EXERCISE: Take the material and output all of it exactly.
******************************
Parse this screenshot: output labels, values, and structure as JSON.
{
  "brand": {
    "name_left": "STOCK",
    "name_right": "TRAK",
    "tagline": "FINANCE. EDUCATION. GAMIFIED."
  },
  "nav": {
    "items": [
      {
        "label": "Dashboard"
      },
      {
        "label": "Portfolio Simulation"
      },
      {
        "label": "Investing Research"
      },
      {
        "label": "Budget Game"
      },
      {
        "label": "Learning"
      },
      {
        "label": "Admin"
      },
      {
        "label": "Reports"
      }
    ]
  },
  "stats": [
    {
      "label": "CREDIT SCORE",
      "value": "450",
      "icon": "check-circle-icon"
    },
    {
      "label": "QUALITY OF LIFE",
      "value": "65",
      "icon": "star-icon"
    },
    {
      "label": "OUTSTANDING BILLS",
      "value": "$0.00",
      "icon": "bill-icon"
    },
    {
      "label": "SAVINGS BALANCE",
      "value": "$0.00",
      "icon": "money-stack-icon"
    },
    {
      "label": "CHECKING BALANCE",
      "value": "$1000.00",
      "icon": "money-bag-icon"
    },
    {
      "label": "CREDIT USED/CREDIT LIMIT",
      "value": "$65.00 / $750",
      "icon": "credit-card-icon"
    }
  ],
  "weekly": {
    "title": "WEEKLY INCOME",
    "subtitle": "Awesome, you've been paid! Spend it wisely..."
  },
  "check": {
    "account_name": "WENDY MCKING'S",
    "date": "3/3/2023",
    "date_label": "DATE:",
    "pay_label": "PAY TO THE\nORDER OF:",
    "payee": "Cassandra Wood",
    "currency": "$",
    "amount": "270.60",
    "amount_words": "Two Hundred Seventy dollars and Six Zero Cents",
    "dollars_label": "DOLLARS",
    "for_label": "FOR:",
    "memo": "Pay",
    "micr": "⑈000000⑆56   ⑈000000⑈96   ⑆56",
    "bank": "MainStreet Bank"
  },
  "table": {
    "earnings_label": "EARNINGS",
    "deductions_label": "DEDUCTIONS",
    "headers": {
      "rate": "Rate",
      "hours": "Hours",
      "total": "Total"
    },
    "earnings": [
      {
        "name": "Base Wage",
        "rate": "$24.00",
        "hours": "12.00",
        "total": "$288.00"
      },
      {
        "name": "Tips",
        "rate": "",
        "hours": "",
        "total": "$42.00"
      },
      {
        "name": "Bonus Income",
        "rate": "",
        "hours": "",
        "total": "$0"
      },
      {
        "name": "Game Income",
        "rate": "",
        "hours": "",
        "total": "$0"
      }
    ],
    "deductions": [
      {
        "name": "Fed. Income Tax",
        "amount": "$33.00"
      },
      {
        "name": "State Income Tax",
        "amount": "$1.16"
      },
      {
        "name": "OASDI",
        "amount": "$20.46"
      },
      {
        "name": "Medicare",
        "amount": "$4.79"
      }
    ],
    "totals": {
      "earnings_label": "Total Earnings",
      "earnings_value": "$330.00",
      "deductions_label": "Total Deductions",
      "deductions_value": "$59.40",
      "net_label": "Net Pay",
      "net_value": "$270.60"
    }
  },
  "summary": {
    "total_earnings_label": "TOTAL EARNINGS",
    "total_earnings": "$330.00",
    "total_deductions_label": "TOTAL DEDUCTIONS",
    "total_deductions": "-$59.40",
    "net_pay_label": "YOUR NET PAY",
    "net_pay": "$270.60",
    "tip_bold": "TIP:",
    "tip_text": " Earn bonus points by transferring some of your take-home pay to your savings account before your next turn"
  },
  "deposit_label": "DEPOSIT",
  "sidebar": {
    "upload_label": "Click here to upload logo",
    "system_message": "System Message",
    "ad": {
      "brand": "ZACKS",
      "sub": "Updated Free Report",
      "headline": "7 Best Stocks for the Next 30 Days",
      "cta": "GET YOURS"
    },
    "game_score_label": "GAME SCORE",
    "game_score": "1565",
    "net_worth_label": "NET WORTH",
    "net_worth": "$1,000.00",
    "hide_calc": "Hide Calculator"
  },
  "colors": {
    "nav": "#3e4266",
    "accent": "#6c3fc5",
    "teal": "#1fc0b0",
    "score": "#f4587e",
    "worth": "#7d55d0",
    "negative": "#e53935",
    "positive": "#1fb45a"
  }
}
******************************
EXERCISE SOLUTION:
Parse this screenshot: output labels, values, and structure as JSON.
{
  "brand": {
    "name_left": "STOCK",
    "name_right": "TRAK",
    "tagline": "FINANCE. EDUCATION. GAMIFIED."
  },
  "nav": {
    "items": [
      {
        "label": "Dashboard"
      },
      {
        "label": "Portfolio Simulation"
      },
      {
        "label": "Investing Research"
      },
      {
        "label": "Budget Game"
      },
      {
        "label": "Learning"
      },
      {
        "label": "Admin"
      },
      {
        "label": "Reports"
      }
    ]
  },
  "stats": [
    {
      "label": "CREDIT SCORE",
      "value": "450",
      "icon": "check-circle-icon"
    },
    {
      "label": "QUALITY OF LIFE",
      "value": "65",
      "icon": "star-icon"
    },
    {
      "label": "OUTSTANDING BILLS",
      "value": "$0.00",
      "icon": "bill-icon"
    },
    {
      "label": "SAVINGS BALANCE",
      "value": "$0.00",
      "icon": "money-stack-icon"
    },
    {
      "label": "CHECKING BALANCE",
      "value": "$1000.00",
      "icon": "money-bag-icon"
    },
    {
      "label": "CREDIT USED/CREDIT LIMIT",
      "value": "$65.00 / $750",
      "icon": "credit-card-icon"
    }
  ],
  "weekly": {
    "title": "WEEKLY INCOME",
    "subtitle": "Awesome, you've been paid! Spend it wisely..."
  },
  "check": {
    "account_name": "WENDY MCKING'S",
    "date": "3/3/2023",
    "date_label": "DATE:",
    "pay_label": "PAY TO THE\nORDER OF:",
    "payee": "Cassandra Wood",
    "currency": "$",
    "amount": "270.60",
    "amount_words": "Two Hundred Seventy dollars and Six Zero Cents",
    "dollars_label": "DOLLARS",
    "for_label": "FOR:",
    "memo": "Pay",
    "micr": "⑈000000⑆56   ⑈000000⑈96   ⑆56",
    "bank": "MainStreet Bank"
  },
  "table": {
    "earnings_label": "EARNINGS",
    "deductions_label": "DEDUCTIONS",
    "headers": {
      "rate": "Rate",
      "hours": "Hours",
      "total": "Total"
    },
    "earnings": [
      {
        "name": "Base Wage",
        "rate": "$24.00",
        "hours": "12.00",
        "total": "$288.00"
      },
      {
        "name": "Tips",
        "rate": "",
        "hours": "",
        "total": "$42.00"
      },
      {
        "name": "Bonus Income",
        "rate": "",
        "hours": "",
        "total": "$0"
      },
      {
        "name": "Game Income",
        "rate": "",
        "hours": "",
        "total": "$0"
      }
    ],
    "deductions": [
      {
        "name": "Fed. Income Tax",
        "amount": "$33.00"
      },
      {
        "name": "State Income Tax",
        "amount": "$1.16"
      },
      {
        "name": "OASDI",
        "amount": "$20.46"
      },
      {
        "name": "Medicare",
        "amount": "$4.79"
      }
    ],
    "totals": {
      "earnings_label": "Total Earnings",
      "earnings_value": "$330.00",
      "deductions_label": "Total Deductions",
      "deductions_value": "$59.40",
      "net_label": "Net Pay",
      "net_value": "$270.60"
    }
  },
  "summary": {
    "total_earnings_label": "TOTAL EARNINGS",
    "total_earnings": "$330.00",
    "total_deductions_label": "TOTAL DEDUCTIONS",
    "total_deductions": "-$59.40",
    "net_pay_label": "YOUR NET PAY",
    "net_pay": "$270.60",
    "tip_bold": "TIP:",
    "tip_text": " Earn bonus points by transferring some of your take-home pay to your savings account before your next turn"
  },
  "deposit_label": "DEPOSIT",
  "sidebar": {
    "upload_label": "Click here to upload logo",
    "system_message": "System Message",
    "ad": {
      "brand": "ZACKS",
      "sub": "Updated Free Report",
      "headline": "7 Best Stocks for the Next 30 Days",
      "cta": "GET YOURS"
    },
    "game_score_label": "GAME SCORE",
    "game_score": "1565",
    "net_worth_label": "NET WORTH",
    "net_worth": "$1,000.00",
    "hide_calc": "Hide Calculator"
  },
  "colors": {
    "nav": "#3e4266",
    "accent": "#6c3fc5",
    "teal": "#1fc0b0",
    "score": "#f4587e",
    "worth": "#7d55d0",
    "negative": "#e53935",
    "positive": "#1fb45a"
  }
}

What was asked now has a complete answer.